**Passage**
This trip ended up being way more in-depth than I imagined. Bobbi Hitchon, Director of Field Marketing for Desert Door (also their beekeeper & all-around bad-ass) and Lucas Wharton, Tennessee's Marketing Lead (also an all-around bad-ass), became our trip leaders and they truly went above and beyond to take care of our assembly of independently spirited bartenders, and also to navigate us through all of the roads, small towns, big cities, hotels, motels, and off-the-grid desert trails we encountered throughout Central/Southwest Texas. Their hospitable nature made our trip even more enjoyable, so here's a big shout out to you two, Bobbi & Lucas! 🗣🥂


Sotol

Below: Some of the different plants in the Sotol family we encountered on our trip.

The tall shoot that sprouts out of a sotol is regarded as a sign that the plant is nearing its full maturity and peak harvesting time.


Video: Bobbi giving us a brief history of Sotol - North America's first native distilled spirit.


Sotol is a hardy desert plant in the same order as some agave plants you may be familiar with but it's smaller than most other agaves and can grow back after each harvest, whereas agave cannot. This makes Sotol more of a sustainable spirit to process, even though it can take up to 15 years for a sotol plant to fully mature! Americans indigenous to what is now considered Southwest Texas figured out they could cook the sotol pinãs (hearts) and also cook the otherwise inedible raw fibers into a sugary carbohydrate (food source). They would also take the cooked pinãs and crush the juice out and ferment it into a type of sotol "beer". Later on, they figured out how to distill it into the wonderfully smooth, vegetal, clay-earth spirit that we now refer to by the same name of the plant.


Video: Bobbi explaining some of the various Sotol varietals found in Texas.


Sotol as a spirit is made by chopping off the spiny long leaves and then harvesting the pinãs. The distillery team roasts the pinãs and then crushes them with an impressive extractor to press out the juice. They add clean & pure water from an aquifer they built the facility upon to the juice, and then they ferment the mixture in a large steel vat.

The solution is then distilled in copper pot stills, and then bottled into those beautiful deep blue ceramic bottles you may see on the shelves of today's best bars. Their Oak Aged model takes about a year-long nap in new & slightly charred American Oak barrels, while they take their Conservation Series Pollinator even further by introducing native Texas botanicals of persimmon, mesquite, hibiscus, rosemary, clover, and honeysuckle. The Pollinator has become one of my favorite spirits. Not only is it a fantastic spirit with a huge botanical nose, but every bottle comes with a pack of seeds native to each region of purchase. Desert Door's hope is that the consumer plants their native regional seeds to help combat the declining bee population. 🐝


Slides: Freshly harvested sotol pinãs, the roasting oven, the extractor press, a steel vat of fermenting sotol,

and the tall copper pot stills that give us incredible Sotol from the Desert Door Distillery.

**What to work on**
[a] Answer these questions from the sotol trip account:
(i) What is Bobbi Hitchon's job title at Desert Door?
(ii) How long can a sotol plant take to fully mature?
(iii) In what kind of barrels does the Oak Aged version rest?
[b] Substitute "resilient" for "hardy" in the sotol trip account, and write out the stretch from "Sotol is a hardy" through "of the plant." with that change made.
[c] Carry on the sotol trip account from its last sentence, writing what comes next.

**Annotated region listings**

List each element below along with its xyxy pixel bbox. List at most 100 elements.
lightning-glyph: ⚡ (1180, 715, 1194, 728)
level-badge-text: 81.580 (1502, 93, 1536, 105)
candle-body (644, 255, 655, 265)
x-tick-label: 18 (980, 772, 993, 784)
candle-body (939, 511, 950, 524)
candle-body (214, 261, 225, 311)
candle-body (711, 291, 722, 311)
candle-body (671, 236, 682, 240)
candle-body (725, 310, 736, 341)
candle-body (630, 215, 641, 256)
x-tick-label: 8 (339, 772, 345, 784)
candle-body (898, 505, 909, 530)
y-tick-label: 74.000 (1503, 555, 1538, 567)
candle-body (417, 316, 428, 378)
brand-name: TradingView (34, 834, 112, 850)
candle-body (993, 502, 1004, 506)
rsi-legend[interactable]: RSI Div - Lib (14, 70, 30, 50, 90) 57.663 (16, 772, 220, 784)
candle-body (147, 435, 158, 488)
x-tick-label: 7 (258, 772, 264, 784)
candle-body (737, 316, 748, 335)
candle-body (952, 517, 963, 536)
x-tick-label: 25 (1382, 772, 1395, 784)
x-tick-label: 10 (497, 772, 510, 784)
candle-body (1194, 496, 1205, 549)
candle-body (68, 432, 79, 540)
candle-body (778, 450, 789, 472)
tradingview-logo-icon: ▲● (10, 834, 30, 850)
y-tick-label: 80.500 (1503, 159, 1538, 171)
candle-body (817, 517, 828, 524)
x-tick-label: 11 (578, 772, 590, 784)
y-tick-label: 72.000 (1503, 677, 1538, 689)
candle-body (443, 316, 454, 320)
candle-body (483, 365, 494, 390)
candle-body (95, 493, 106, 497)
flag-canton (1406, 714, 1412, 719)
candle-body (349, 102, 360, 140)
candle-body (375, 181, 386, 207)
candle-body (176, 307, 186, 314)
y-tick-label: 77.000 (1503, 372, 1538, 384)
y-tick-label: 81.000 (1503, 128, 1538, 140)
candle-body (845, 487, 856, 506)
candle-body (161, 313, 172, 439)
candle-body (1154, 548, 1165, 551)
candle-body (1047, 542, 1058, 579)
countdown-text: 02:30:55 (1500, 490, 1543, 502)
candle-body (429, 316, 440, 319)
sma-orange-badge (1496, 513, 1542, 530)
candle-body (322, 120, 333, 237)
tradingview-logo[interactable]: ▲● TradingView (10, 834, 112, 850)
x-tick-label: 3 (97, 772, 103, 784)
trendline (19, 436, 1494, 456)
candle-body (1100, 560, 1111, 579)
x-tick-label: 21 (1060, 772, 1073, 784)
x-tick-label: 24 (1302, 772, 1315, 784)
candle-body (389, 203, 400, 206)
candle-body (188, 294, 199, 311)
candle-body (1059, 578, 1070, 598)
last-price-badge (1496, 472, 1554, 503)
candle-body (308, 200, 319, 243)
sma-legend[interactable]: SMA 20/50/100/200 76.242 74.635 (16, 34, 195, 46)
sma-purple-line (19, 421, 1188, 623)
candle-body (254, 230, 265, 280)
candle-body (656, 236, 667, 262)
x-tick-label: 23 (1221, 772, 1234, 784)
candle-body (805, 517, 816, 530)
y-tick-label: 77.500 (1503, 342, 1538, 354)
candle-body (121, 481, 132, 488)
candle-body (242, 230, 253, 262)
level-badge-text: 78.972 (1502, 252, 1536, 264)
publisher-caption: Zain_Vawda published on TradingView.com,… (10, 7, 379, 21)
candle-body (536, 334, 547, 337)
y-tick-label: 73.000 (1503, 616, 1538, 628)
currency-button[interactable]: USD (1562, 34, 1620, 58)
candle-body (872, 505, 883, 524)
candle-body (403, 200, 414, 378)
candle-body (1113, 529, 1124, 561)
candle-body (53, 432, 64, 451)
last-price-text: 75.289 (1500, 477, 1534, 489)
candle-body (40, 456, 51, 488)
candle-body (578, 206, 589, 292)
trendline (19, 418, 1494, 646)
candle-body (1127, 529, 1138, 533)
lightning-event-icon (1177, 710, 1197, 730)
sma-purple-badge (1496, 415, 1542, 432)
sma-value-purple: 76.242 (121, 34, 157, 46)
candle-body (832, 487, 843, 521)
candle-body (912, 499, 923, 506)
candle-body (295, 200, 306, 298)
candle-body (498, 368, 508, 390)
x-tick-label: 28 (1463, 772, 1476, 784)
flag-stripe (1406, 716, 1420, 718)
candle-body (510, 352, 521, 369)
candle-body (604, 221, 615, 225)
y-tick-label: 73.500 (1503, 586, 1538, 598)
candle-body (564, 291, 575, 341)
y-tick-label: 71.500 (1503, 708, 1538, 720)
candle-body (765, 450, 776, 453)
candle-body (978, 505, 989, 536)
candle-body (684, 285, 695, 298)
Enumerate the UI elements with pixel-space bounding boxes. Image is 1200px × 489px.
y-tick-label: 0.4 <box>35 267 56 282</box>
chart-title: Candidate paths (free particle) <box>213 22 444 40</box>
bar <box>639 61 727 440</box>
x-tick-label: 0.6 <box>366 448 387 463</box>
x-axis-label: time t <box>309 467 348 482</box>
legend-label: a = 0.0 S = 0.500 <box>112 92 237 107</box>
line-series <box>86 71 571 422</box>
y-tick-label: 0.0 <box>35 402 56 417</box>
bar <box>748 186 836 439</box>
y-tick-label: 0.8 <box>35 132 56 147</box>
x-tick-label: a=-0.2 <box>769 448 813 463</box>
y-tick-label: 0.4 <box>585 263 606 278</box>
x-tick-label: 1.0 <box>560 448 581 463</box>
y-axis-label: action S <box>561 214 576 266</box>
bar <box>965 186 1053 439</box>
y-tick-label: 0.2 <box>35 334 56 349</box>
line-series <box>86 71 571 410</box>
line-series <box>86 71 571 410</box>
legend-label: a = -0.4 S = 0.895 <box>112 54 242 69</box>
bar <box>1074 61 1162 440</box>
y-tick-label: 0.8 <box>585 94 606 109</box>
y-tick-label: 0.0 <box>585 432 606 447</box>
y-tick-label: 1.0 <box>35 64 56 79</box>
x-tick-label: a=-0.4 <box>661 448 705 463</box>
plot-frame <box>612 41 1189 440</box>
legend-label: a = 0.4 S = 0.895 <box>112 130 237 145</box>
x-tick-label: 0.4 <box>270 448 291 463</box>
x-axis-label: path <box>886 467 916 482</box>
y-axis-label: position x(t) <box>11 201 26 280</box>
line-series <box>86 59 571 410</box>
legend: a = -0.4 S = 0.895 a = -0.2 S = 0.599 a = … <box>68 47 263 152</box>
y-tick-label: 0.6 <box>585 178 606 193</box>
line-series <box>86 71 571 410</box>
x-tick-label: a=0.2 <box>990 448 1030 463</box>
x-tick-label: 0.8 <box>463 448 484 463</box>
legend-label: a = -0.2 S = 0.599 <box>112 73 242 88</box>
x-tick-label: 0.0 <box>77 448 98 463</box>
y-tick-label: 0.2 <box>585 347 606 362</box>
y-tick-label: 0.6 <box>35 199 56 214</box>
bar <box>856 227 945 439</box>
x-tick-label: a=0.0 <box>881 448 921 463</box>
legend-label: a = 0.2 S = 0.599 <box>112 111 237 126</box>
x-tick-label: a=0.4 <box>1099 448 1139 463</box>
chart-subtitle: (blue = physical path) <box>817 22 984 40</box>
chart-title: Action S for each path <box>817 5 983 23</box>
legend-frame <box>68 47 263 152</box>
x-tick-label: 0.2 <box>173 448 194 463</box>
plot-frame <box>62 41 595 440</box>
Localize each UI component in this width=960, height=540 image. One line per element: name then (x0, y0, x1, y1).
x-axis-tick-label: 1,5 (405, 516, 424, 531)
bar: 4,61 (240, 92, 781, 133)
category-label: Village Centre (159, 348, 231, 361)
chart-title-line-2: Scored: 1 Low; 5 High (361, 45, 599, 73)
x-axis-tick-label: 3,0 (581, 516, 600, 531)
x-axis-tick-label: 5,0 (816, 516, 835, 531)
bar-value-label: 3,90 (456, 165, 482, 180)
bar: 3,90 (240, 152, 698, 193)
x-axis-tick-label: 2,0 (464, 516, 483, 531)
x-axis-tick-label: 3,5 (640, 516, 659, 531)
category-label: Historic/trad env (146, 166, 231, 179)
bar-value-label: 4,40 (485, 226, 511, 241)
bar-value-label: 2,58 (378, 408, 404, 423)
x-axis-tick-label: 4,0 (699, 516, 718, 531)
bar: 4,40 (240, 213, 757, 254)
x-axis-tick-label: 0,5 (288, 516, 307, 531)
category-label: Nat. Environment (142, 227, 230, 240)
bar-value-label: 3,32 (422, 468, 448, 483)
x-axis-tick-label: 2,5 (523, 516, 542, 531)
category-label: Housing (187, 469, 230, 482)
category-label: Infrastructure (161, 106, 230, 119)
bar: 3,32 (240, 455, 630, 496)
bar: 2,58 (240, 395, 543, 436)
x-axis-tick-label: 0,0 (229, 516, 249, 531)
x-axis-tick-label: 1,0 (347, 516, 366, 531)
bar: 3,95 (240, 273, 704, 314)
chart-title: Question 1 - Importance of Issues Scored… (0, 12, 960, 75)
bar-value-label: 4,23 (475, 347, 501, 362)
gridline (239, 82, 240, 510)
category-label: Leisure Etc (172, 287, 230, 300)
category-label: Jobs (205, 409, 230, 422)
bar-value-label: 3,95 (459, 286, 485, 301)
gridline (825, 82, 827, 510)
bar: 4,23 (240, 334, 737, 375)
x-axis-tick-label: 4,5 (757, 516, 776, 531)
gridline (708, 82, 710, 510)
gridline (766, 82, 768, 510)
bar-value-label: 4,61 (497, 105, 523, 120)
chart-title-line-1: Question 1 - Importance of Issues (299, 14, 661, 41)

**Exercise answers**
[a]
(i) Director of Field Marketing
(ii) Up to 15 years
(iii) New and slightly charred American Oak barrels

[b]
Sotol is a resilient desert plant in the same order as some agave plants you may be familiar with but it's smaller than most other agaves and can grow back after each harvest, whereas agave cannot. This makes Sotol more of a sustainable spirit to process, even though it can take up to 15 years for a sotol plant to fully mature! Americans indigenous to what is now considered Southwest Texas figured out they could cook the sotol pinãs (hearts) and also cook the otherwise inedible raw fibers into a sugary carbohydrate (food source). They would also take the cooked pinãs and crush the juice out and ferment it into a type of sotol "beer". Later on, they figured out how to distill it into the wonderfully smooth, vegetal, clay-earth spirit that we now refer to by the same name of the plant.

[c]
Tasting Notes 🥃

  • Original: Sugary vanilla and green grass with a roasted agave profile, akin to a premium tequila.

  • Oak Aged: White pepper, caramel, toasted pecan, cherry pit, and oak, back to a vanilla custard finish.

  • Pollinator: Sotol with added Mesquite bean, clove, and rosemary notes, flowing into a long sage, persimmon, and honeysuckle finish.


Cowboy Art, Wilderness, and a Roadside Motel


One of the most memorable experiences we had during the trip happened to be a stop for lunch during the long 5-hour drive from the distillery to the ranch. We paid a surprise visit to

Mike Capron, who owns and operates an impressive art studio within the tiny unincorporated Pecos County town called Sheffield. Mike welcomed our surprise visit and enjoyed getting re-acquainted with Lucas, who evidently had stopped in to visit a few times before. Mike was eager to tell us some stories about the detailed and awe-inspiring cowboy art that lined his studio environment. The art was not only his own work, but many dozens of pieces on display were those of his other artist friends, signifying that this man is a respected figure in his craft. In addition to his daily ranch duties, Mike happily spends his time painting while the melodies of old-time country ballads and bouncy jigs quietly play in the background. He and his wife have a lovely open-air kitchen and range adjacent to a cozy "living room" (rocking chairs surrounding a wood-burning stove), to which you can look out the open front door and gaze upon their hazy Texas town.


Video: part of our tour of Mike's cowboy art studio. Oh, the charm!

Slides: The crew headed to Mike's studio, their cozy "living room", a second-floor view of Mike entertaining his guests,

Mike and J.A. sharing an artistic moment, a commission he was working on - destined to be some family's heirloom,

and a finished piece of a cowboy on his startled horse.


After we said our goodbyes, we drove on and arrived at the Desert Door Ranch, which took us a good 45-minute drive on a sunbaked desert road followed by a few miles of off-roading on some rugged trails. The 8,000-acre ranch boasts a modest cabin with some bunk beds, a bathroom, and a kitchen - just enough space for us to rest and make some cocktails and a second lunch!

Bobbi took us on a wonderful afternoon trip out in the desert on some ATV's. We took our time driving around, exploring an old cattle pen and well, and took in a canyon view that a picture couldn't possibly do the scene any justice. We got to learn all about the local plant species and other wildlife inhabitants such as her bee colony she maintains out there.


Below: Ancient, uninhabited land we had the privilege of taking in for a moment. 🦅


We drove back to the cabin to take a break from the hot summer sun and to have another cocktail and take a dip in the well. After a quick rest, we headed back on the road to Sanderson, TX to unpack our bags for a couple of days at the Desert Air Motel.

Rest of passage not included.